→ **DATA LISTING**:
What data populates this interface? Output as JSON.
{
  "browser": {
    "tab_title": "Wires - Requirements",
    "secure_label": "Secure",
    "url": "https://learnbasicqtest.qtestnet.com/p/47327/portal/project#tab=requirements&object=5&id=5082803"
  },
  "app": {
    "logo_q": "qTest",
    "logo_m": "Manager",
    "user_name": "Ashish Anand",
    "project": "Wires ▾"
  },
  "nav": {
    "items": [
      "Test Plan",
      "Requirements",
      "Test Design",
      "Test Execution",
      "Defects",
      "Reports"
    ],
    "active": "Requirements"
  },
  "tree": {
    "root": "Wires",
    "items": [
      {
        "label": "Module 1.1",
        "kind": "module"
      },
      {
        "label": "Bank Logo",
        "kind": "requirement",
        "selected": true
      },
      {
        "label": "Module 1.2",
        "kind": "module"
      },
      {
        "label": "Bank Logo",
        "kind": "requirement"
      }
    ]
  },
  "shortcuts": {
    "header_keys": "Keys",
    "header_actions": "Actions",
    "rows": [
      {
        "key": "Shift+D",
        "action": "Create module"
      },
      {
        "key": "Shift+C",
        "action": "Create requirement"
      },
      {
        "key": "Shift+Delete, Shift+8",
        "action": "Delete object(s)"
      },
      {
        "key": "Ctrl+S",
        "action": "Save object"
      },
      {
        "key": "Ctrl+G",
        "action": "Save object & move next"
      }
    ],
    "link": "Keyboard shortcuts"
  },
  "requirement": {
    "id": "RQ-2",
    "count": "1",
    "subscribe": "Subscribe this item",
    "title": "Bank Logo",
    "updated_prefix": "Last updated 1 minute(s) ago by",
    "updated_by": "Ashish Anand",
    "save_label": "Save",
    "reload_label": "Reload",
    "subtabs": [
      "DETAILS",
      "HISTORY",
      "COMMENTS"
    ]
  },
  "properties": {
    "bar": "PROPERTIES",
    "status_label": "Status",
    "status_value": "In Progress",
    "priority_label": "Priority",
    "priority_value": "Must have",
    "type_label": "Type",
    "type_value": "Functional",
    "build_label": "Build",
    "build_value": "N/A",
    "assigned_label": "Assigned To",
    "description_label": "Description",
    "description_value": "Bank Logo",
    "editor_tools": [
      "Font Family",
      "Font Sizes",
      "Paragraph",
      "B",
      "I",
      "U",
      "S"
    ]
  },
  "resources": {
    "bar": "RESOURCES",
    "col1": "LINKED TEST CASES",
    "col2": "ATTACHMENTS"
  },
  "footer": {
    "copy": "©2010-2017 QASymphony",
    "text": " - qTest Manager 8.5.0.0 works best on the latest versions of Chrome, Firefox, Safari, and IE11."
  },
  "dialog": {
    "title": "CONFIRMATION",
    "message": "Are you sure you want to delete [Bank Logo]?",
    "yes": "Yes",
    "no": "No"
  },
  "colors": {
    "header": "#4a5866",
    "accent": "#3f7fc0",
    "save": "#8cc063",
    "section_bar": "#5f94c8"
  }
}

→ **TASK INSTRUCTIONS**: Copy the data above in full, character for character.

→ **REPLY TO THE EXERCISE**:
What data populates this interface? Output as JSON.
{
  "browser": {
    "tab_title": "Wires - Requirements",
    "secure_label": "Secure",
    "url": "https://learnbasicqtest.qtestnet.com/p/47327/portal/project#tab=requirements&object=5&id=5082803"
  },
  "app": {
    "logo_q": "qTest",
    "logo_m": "Manager",
    "user_name": "Ashish Anand",
    "project": "Wires ▾"
  },
  "nav": {
    "items": [
      "Test Plan",
      "Requirements",
      "Test Design",
      "Test Execution",
      "Defects",
      "Reports"
    ],
    "active": "Requirements"
  },
  "tree": {
    "root": "Wires",
    "items": [
      {
        "label": "Module 1.1",
        "kind": "module"
      },
      {
        "label": "Bank Logo",
        "kind": "requirement",
        "selected": true
      },
      {
        "label": "Module 1.2",
        "kind": "module"
      },
      {
        "label": "Bank Logo",
        "kind": "requirement"
      }
    ]
  },
  "shortcuts": {
    "header_keys": "Keys",
    "header_actions": "Actions",
    "rows": [
      {
        "key": "Shift+D",
        "action": "Create module"
      },
      {
        "key": "Shift+C",
        "action": "Create requirement"
      },
      {
        "key": "Shift+Delete, Shift+8",
        "action": "Delete object(s)"
      },
      {
        "key": "Ctrl+S",
        "action": "Save object"
      },
      {
        "key": "Ctrl+G",
        "action": "Save object & move next"
      }
    ],
    "link": "Keyboard shortcuts"
  },
  "requirement": {
    "id": "RQ-2",
    "count": "1",
    "subscribe": "Subscribe this item",
    "title": "Bank Logo",
    "updated_prefix": "Last updated 1 minute(s) ago by",
    "updated_by": "Ashish Anand",
    "save_label": "Save",
    "reload_label": "Reload",
    "subtabs": [
      "DETAILS",
      "HISTORY",
      "COMMENTS"
    ]
  },
  "properties": {
    "bar": "PROPERTIES",
    "status_label": "Status",
    "status_value": "In Progress",
    "priority_label": "Priority",
    "priority_value": "Must have",
    "type_label": "Type",
    "type_value": "Functional",
    "build_label": "Build",
    "build_value": "N/A",
    "assigned_label": "Assigned To",
    "description_label": "Description",
    "description_value": "Bank Logo",
    "editor_tools": [
      "Font Family",
      "Font Sizes",
      "Paragraph",
      "B",
      "I",
      "U",
      "S"
    ]
  },
  "resources": {
    "bar": "RESOURCES",
    "col1": "LINKED TEST CASES",
    "col2": "ATTACHMENTS"
  },
  "footer": {
    "copy": "©2010-2017 QASymphony",
    "text": " - qTest Manager 8.5.0.0 works best on the latest versions of Chrome, Firefox, Safari, and IE11."
  },
  "dialog": {
    "title": "CONFIRMATION",
    "message": "Are you sure you want to delete [Bank Logo]?",
    "yes": "Yes",
    "no": "No"
  },
  "colors": {
    "header": "#4a5866",
    "accent": "#3f7fc0",
    "save": "#8cc063",
    "section_bar": "#5f94c8"
  }
}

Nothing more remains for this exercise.